Exercise objective |
Every line of the material below should be repeated exactly.
+ + + +
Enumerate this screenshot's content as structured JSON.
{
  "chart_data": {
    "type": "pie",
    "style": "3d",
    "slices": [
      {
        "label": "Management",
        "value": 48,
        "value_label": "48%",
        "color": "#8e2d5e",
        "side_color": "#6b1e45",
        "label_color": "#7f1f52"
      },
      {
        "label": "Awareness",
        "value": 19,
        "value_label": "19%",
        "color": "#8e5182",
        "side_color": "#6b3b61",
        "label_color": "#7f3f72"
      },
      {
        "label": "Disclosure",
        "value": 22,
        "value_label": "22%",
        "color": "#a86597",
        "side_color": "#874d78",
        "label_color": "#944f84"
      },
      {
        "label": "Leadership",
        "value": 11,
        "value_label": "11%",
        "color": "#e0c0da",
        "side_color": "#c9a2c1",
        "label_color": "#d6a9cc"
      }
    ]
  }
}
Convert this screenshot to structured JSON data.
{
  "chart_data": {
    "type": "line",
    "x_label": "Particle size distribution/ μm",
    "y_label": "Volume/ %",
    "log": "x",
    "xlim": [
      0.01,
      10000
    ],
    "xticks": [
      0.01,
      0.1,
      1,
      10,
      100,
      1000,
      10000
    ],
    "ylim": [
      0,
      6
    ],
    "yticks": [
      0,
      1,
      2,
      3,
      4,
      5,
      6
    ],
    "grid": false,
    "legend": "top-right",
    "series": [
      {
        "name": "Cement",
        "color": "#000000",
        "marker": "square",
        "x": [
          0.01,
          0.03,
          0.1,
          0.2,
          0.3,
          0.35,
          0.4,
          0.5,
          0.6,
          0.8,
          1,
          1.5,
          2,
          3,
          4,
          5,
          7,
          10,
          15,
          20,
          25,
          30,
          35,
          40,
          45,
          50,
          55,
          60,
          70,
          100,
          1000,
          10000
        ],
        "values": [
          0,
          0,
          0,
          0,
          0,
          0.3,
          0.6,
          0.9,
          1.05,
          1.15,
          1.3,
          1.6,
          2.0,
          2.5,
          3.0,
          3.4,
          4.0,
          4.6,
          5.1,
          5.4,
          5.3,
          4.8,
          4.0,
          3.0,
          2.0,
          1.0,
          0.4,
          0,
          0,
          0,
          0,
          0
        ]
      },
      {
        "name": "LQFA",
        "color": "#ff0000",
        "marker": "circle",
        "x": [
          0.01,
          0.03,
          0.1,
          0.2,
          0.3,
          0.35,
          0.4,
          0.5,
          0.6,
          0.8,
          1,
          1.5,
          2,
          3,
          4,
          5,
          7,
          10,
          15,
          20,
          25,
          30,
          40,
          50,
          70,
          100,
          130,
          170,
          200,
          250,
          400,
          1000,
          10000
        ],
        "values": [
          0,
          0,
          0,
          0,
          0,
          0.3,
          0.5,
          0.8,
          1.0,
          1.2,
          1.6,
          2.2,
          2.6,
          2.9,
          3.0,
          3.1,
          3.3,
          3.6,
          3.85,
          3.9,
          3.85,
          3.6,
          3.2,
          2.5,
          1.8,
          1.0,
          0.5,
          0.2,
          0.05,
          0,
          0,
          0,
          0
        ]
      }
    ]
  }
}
+ + + +
Task answer |
Enumerate this screenshot's content as structured JSON.
{
  "chart_data": {
    "type": "pie",
    "style": "3d",
    "slices": [
      {
        "label": "Management",
        "value": 48,
        "value_label": "48%",
        "color": "#8e2d5e",
        "side_color": "#6b1e45",
        "label_color": "#7f1f52"
      },
      {
        "label": "Awareness",
        "value": 19,
        "value_label": "19%",
        "color": "#8e5182",
        "side_color": "#6b3b61",
        "label_color": "#7f3f72"
      },
      {
        "label": "Disclosure",
        "value": 22,
        "value_label": "22%",
        "color": "#a86597",
        "side_color": "#874d78",
        "label_color": "#944f84"
      },
      {
        "label": "Leadership",
        "value": 11,
        "value_label": "11%",
        "color": "#e0c0da",
        "side_color": "#c9a2c1",
        "label_color": "#d6a9cc"
      }
    ]
  }
}
Convert this screenshot to structured JSON data.
{
  "chart_data": {
    "type": "line",
    "x_label": "Particle size distribution/ μm",
    "y_label": "Volume/ %",
    "log": "x",
    "xlim": [
      0.01,
      10000
    ],
    "xticks": [
      0.01,
      0.1,
      1,
      10,
      100,
      1000,
      10000
    ],
    "ylim": [
      0,
      6
    ],
    "yticks": [
      0,
      1,
      2,
      3,
      4,
      5,
      6
    ],
    "grid": false,
    "legend": "top-right",
    "series": [
      {
        "name": "Cement",
        "color": "#000000",
        "marker": "square",
        "x": [
          0.01,
          0.03,
          0.1,
          0.2,
          0.3,
          0.35,
          0.4,
          0.5,
          0.6,
          0.8,
          1,
          1.5,
          2,
          3,
          4,
          5,
          7,
          10,
          15,
          20,
          25,
          30,
          35,
          40,
          45,
          50,
          55,
          60,
          70,
          100,
          1000,
          10000
        ],
        "values": [
          0,
          0,
          0,
          0,
          0,
          0.3,
          0.6,
          0.9,
          1.05,
          1.15,
          1.3,
          1.6,
          2.0,
          2.5,
          3.0,
          3.4,
          4.0,
          4.6,
          5.1,
          5.4,
          5.3,
          4.8,
          4.0,
          3.0,
          2.0,
          1.0,
          0.4,
          0,
          0,
          0,
          0,
          0
        ]
      },
      {
        "name": "LQFA",
        "color": "#ff0000",
        "marker": "circle",
        "x": [
          0.01,
          0.03,
          0.1,
          0.2,
          0.3,
          0.35,
          0.4,
          0.5,
          0.6,
          0.8,
          1,
          1.5,
          2,
          3,
          4,
          5,
          7,
          10,
          15,
          20,
          25,
          30,
          40,
          50,
          70,
          100,
          130,
          170,
          200,
          250,
          400,
          1000,
          10000
        ],
        "values": [
          0,
          0,
          0,
          0,
          0,
          0.3,
          0.5,
          0.8,
          1.0,
          1.2,
          1.6,
          2.2,
          2.6,
          2.9,
          3.0,
          3.1,
          3.3,
          3.6,
          3.85,
          3.9,
          3.85,
          3.6,
          3.2,
          2.5,
          1.8,
          1.0,
          0.5,
          0.2,
          0.05,
          0,
          0,
          0,
          0
        ]
      }
    ]
  }
}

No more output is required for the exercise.